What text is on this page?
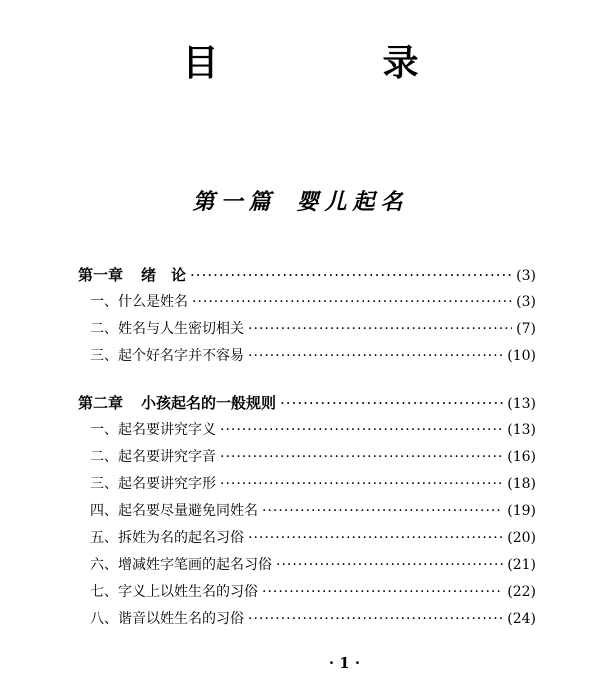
目　录
第一篇 婴儿起名
第一章 绪　论 ·····	(3)
一、什么是姓名 ·····	(3)
二、姓名与人生密切相关 ·····	(7)
三、起个好名字并不容易 ·····	(10)
第二章 小孩起名的一般规则 ·····	(13)
一、起名要讲究字义 ·····	(13)
二、起名要讲究字音 ·····	(16)
三、起名要讲究字形 ·····	(18)
四、起名要尽量避免同姓名 ·····	(19)
五、拆姓为名的起名习俗 ·····	(20)
六、增减姓字笔画的起名习俗 ·····	(21)
七、字义上以姓生名的习俗 ·····	(22)
八、谐音以姓生名的习俗 ·····	(24)
· 1 ·
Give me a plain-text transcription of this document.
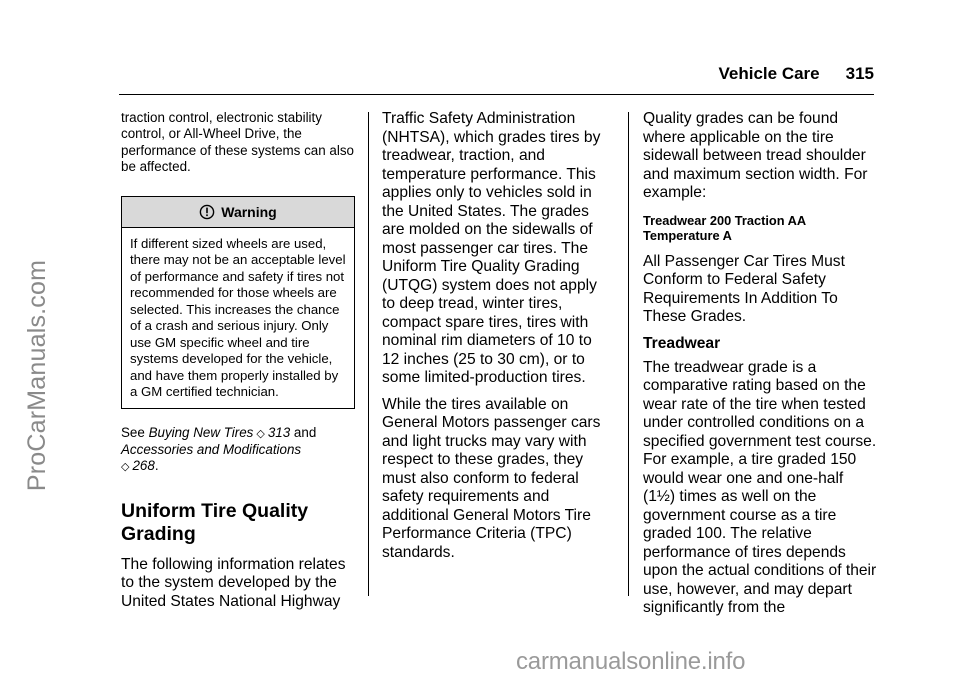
ProCarManuals.com
Vehicle Care 315

traction control, electronic stability control, or All-Wheel Drive, the performance of these systems can also be affected.

Warning
If different sized wheels are used, there may not be an acceptable level of performance and safety if tires not recommended for those wheels are selected. This increases the chance of a crash and serious injury. Only use GM specific wheel and tire systems developed for the vehicle, and have them properly installed by a GM certified technician.

See Buying New Tires ◇ 313 and Accessories and Modifications
◇ 268.

Uniform Tire Quality Grading

The following information relates to the system developed by the United States National Highway

Traffic Safety Administration (NHTSA), which grades tires by treadwear, traction, and temperature performance. This applies only to vehicles sold in the United States. The grades are molded on the sidewalls of most passenger car tires. The Uniform Tire Quality Grading (UTQG) system does not apply to deep tread, winter tires, compact spare tires, tires with nominal rim diameters of 10 to 12 inches (25 to 30 cm), or to some limited-production tires.

While the tires available on General Motors passenger cars and light trucks may vary with respect to these grades, they must also conform to federal safety requirements and additional General Motors Tire Performance Criteria (TPC) standards.

Quality grades can be found where applicable on the tire sidewall between tread shoulder and maximum section width. For example:

Treadwear 200 Traction AA Temperature A

All Passenger Car Tires Must Conform to Federal Safety Requirements In Addition To These Grades.

Treadwear

The treadwear grade is a comparative rating based on the wear rate of the tire when tested under controlled conditions on a specified government test course. For example, a tire graded 150 would wear one and one-half (1½) times as well on the government course as a tire graded 100. The relative performance of tires depends upon the actual conditions of their use, however, and may depart significantly from the

carmanualsonline.info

# # # # #

Search the lines above for the string "developed" and copy each line that has it.

_EXERCISE ANSWER_
If different sized wheels are used, there may not be an acceptable level of performance and safety if tires not recommended for those wheels are selected. This increases the chance of a crash and serious injury. Only use GM specific wheel and tire systems developed for the vehicle, and have them properly installed by a GM certified technician.
The following information relates to the system developed by the United States National Highway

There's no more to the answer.